** Start of TASK DATA **

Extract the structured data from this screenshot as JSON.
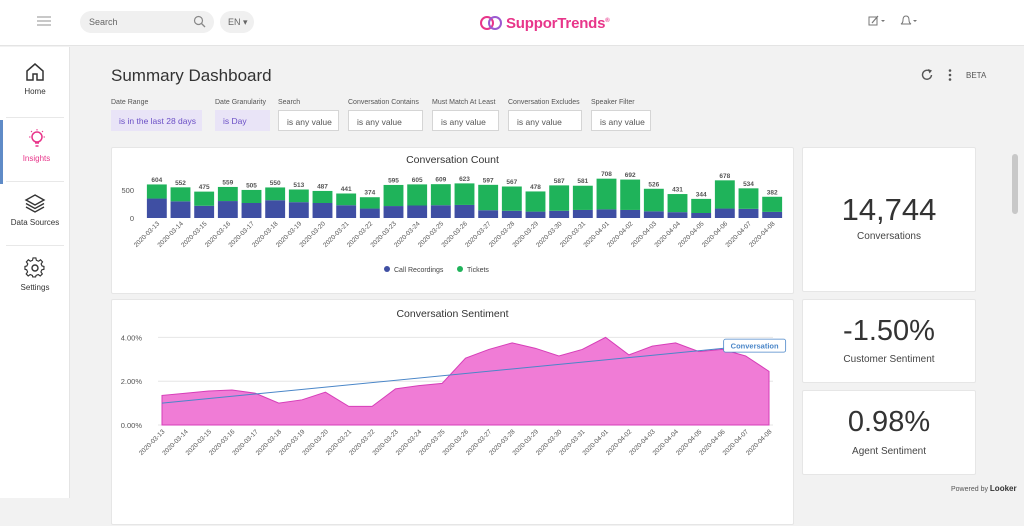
{
  "topbar": {
    "search_placeholder": "Search",
    "language": "EN",
    "logo_text": "SupporTrends",
    "logo_mark": "®"
  },
  "sidebar": {
    "items": [
      {
        "label": "Home",
        "icon": "home-icon"
      },
      {
        "label": "Insights",
        "icon": "lightbulb-icon",
        "active": true
      },
      {
        "label": "Data Sources",
        "icon": "layers-icon"
      },
      {
        "label": "Settings",
        "icon": "gear-icon"
      }
    ]
  },
  "page": {
    "title": "Summary Dashboard",
    "beta": "BETA"
  },
  "filters": [
    {
      "label": "Date Range",
      "value": "is in the last 28 days"
    },
    {
      "label": "Date Granularity",
      "value": "is Day"
    },
    {
      "label": "Search",
      "value": "is any value"
    },
    {
      "label": "Conversation Contains",
      "value": "is any value"
    },
    {
      "label": "Must Match At Least",
      "value": "is any value"
    },
    {
      "label": "Conversation Excludes",
      "value": "is any value"
    },
    {
      "label": "Speaker Filter",
      "value": "is any value"
    }
  ],
  "kpis": {
    "conversations": {
      "value": "14,744",
      "label": "Conversations"
    },
    "customer_sentiment": {
      "value": "-1.50%",
      "label": "Customer Sentiment"
    },
    "agent_sentiment": {
      "value": "0.98%",
      "label": "Agent Sentiment"
    }
  },
  "footer": {
    "powered_by": "Powered by",
    "brand": "Looker"
  },
  "colors": {
    "accent": "#e8358a",
    "recordings": "#3f4fa3",
    "tickets": "#1fb35a",
    "sentiment_fill": "#f07cd6",
    "trend": "#4a86c8"
  },
  "chart_data": [
    {
      "type": "bar",
      "title": "Conversation Count",
      "categories": [
        "2020-03-13",
        "2020-03-14",
        "2020-03-15",
        "2020-03-16",
        "2020-03-17",
        "2020-03-18",
        "2020-03-19",
        "2020-03-20",
        "2020-03-21",
        "2020-03-22",
        "2020-03-23",
        "2020-03-24",
        "2020-03-25",
        "2020-03-26",
        "2020-03-27",
        "2020-03-28",
        "2020-03-29",
        "2020-03-30",
        "2020-03-31",
        "2020-04-01",
        "2020-04-02",
        "2020-04-03",
        "2020-04-04",
        "2020-04-05",
        "2020-04-06",
        "2020-04-07",
        "2020-04-08"
      ],
      "totals": [
        604,
        552,
        475,
        559,
        505,
        550,
        513,
        487,
        441,
        374,
        595,
        605,
        609,
        623,
        597,
        567,
        478,
        587,
        581,
        708,
        692,
        526,
        431,
        344,
        678,
        534,
        382
      ],
      "series": [
        {
          "name": "Call Recordings",
          "values": [
            350,
            300,
            220,
            305,
            270,
            320,
            285,
            270,
            230,
            170,
            215,
            225,
            230,
            235,
            140,
            130,
            115,
            130,
            145,
            155,
            145,
            120,
            105,
            90,
            170,
            165,
            110
          ]
        },
        {
          "name": "Tickets",
          "values": [
            254,
            252,
            255,
            254,
            235,
            230,
            228,
            217,
            211,
            204,
            380,
            380,
            379,
            388,
            457,
            437,
            363,
            457,
            436,
            553,
            547,
            406,
            326,
            254,
            508,
            369,
            272
          ]
        }
      ],
      "yticks": [
        0,
        500
      ],
      "ylim": [
        0,
        720
      ],
      "legend": "bottom-center"
    },
    {
      "type": "area",
      "title": "Conversation Sentiment",
      "x": [
        "2020-03-13",
        "2020-03-14",
        "2020-03-15",
        "2020-03-16",
        "2020-03-17",
        "2020-03-18",
        "2020-03-19",
        "2020-03-20",
        "2020-03-21",
        "2020-03-22",
        "2020-03-23",
        "2020-03-24",
        "2020-03-25",
        "2020-03-26",
        "2020-03-27",
        "2020-03-28",
        "2020-03-29",
        "2020-03-30",
        "2020-03-31",
        "2020-04-01",
        "2020-04-02",
        "2020-04-03",
        "2020-04-04",
        "2020-04-05",
        "2020-04-06",
        "2020-04-07",
        "2020-04-08"
      ],
      "series": [
        {
          "name": "Conversation",
          "values": [
            1.35,
            1.45,
            1.55,
            1.6,
            1.45,
            1.0,
            1.15,
            1.5,
            0.85,
            0.85,
            1.65,
            1.8,
            1.9,
            3.05,
            3.45,
            3.75,
            3.5,
            3.15,
            3.45,
            4.0,
            3.2,
            3.6,
            3.75,
            3.35,
            3.45,
            3.15,
            2.45
          ]
        }
      ],
      "trend": [
        1.0,
        3.55
      ],
      "yticks": [
        "0.00%",
        "2.00%",
        "4.00%"
      ],
      "ylim": [
        0,
        4.2
      ],
      "grid": true
    }
  ]
}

** End of TASK DATA **

* **TASK GOAL**:
Print every entry exactly as written, without the pictures.

* **REPLY**:
Extract the structured data from this screenshot as JSON.
{
  "topbar": {
    "search_placeholder": "Search",
    "language": "EN",
    "logo_text": "SupporTrends",
    "logo_mark": "®"
  },
  "sidebar": {
    "items": [
      {
        "label": "Home",
        "icon": "home-icon"
      },
      {
        "label": "Insights",
        "icon": "lightbulb-icon",
        "active": true
      },
      {
        "label": "Data Sources",
        "icon": "layers-icon"
      },
      {
        "label": "Settings",
        "icon": "gear-icon"
      }
    ]
  },
  "page": {
    "title": "Summary Dashboard",
    "beta": "BETA"
  },
  "filters": [
    {
      "label": "Date Range",
      "value": "is in the last 28 days"
    },
    {
      "label": "Date Granularity",
      "value": "is Day"
    },
    {
      "label": "Search",
      "value": "is any value"
    },
    {
      "label": "Conversation Contains",
      "value": "is any value"
    },
    {
      "label": "Must Match At Least",
      "value": "is any value"
    },
    {
      "label": "Conversation Excludes",
      "value": "is any value"
    },
    {
      "label": "Speaker Filter",
      "value": "is any value"
    }
  ],
  "kpis": {
    "conversations": {
      "value": "14,744",
      "label": "Conversations"
    },
    "customer_sentiment": {
      "value": "-1.50%",
      "label": "Customer Sentiment"
    },
    "agent_sentiment": {
      "value": "0.98%",
      "label": "Agent Sentiment"
    }
  },
  "footer": {
    "powered_by": "Powered by",
    "brand": "Looker"
  },
  "colors": {
    "accent": "#e8358a",
    "recordings": "#3f4fa3",
    "tickets": "#1fb35a",
    "sentiment_fill": "#f07cd6",
    "trend": "#4a86c8"
  },
  "chart_data": [
    {
      "type": "bar",
      "title": "Conversation Count",
      "categories": [
        "2020-03-13",
        "2020-03-14",
        "2020-03-15",
        "2020-03-16",
        "2020-03-17",
        "2020-03-18",
        "2020-03-19",
        "2020-03-20",
        "2020-03-21",
        "2020-03-22",
        "2020-03-23",
        "2020-03-24",
        "2020-03-25",
        "2020-03-26",
        "2020-03-27",
        "2020-03-28",
        "2020-03-29",
        "2020-03-30",
        "2020-03-31",
        "2020-04-01",
        "2020-04-02",
        "2020-04-03",
        "2020-04-04",
        "2020-04-05",
        "2020-04-06",
        "2020-04-07",
        "2020-04-08"
      ],
      "totals": [
        604,
        552,
        475,
        559,
        505,
        550,
        513,
        487,
        441,
        374,
        595,
        605,
        609,
        623,
        597,
        567,
        478,
        587,
        581,
        708,
        692,
        526,
        431,
        344,
        678,
        534,
        382
      ],
      "series": [
        {
          "name": "Call Recordings",
          "values": [
            350,
            300,
            220,
            305,
            270,
            320,
            285,
            270,
            230,
            170,
            215,
            225,
            230,
            235,
            140,
            130,
            115,
            130,
            145,
            155,
            145,
            120,
            105,
            90,
            170,
            165,
            110
          ]
        },
        {
          "name": "Tickets",
          "values": [
            254,
            252,
            255,
            254,
            235,
            230,
            228,
            217,
            211,
            204,
            380,
            380,
            379,
            388,
            457,
            437,
            363,
            457,
            436,
            553,
            547,
            406,
            326,
            254,
            508,
            369,
            272
          ]
        }
      ],
      "yticks": [
        0,
        500
      ],
      "ylim": [
        0,
        720
      ],
      "legend": "bottom-center"
    },
    {
      "type": "area",
      "title": "Conversation Sentiment",
      "x": [
        "2020-03-13",
        "2020-03-14",
        "2020-03-15",
        "2020-03-16",
        "2020-03-17",
        "2020-03-18",
        "2020-03-19",
        "2020-03-20",
        "2020-03-21",
        "2020-03-22",
        "2020-03-23",
        "2020-03-24",
        "2020-03-25",
        "2020-03-26",
        "2020-03-27",
        "2020-03-28",
        "2020-03-29",
        "2020-03-30",
        "2020-03-31",
        "2020-04-01",
        "2020-04-02",
        "2020-04-03",
        "2020-04-04",
        "2020-04-05",
        "2020-04-06",
        "2020-04-07",
        "2020-04-08"
      ],
      "series": [
        {
          "name": "Conversation",
          "values": [
            1.35,
            1.45,
            1.55,
            1.6,
            1.45,
            1.0,
            1.15,
            1.5,
            0.85,
            0.85,
            1.65,
            1.8,
            1.9,
            3.05,
            3.45,
            3.75,
            3.5,
            3.15,
            3.45,
            4.0,
            3.2,
            3.6,
            3.75,
            3.35,
            3.45,
            3.15,
            2.45
          ]
        }
      ],
      "trend": [
        1.0,
        3.55
      ],
      "yticks": [
        "0.00%",
        "2.00%",
        "4.00%"
      ],
      "ylim": [
        0,
        4.2
      ],
      "grid": true
    }
  ]
}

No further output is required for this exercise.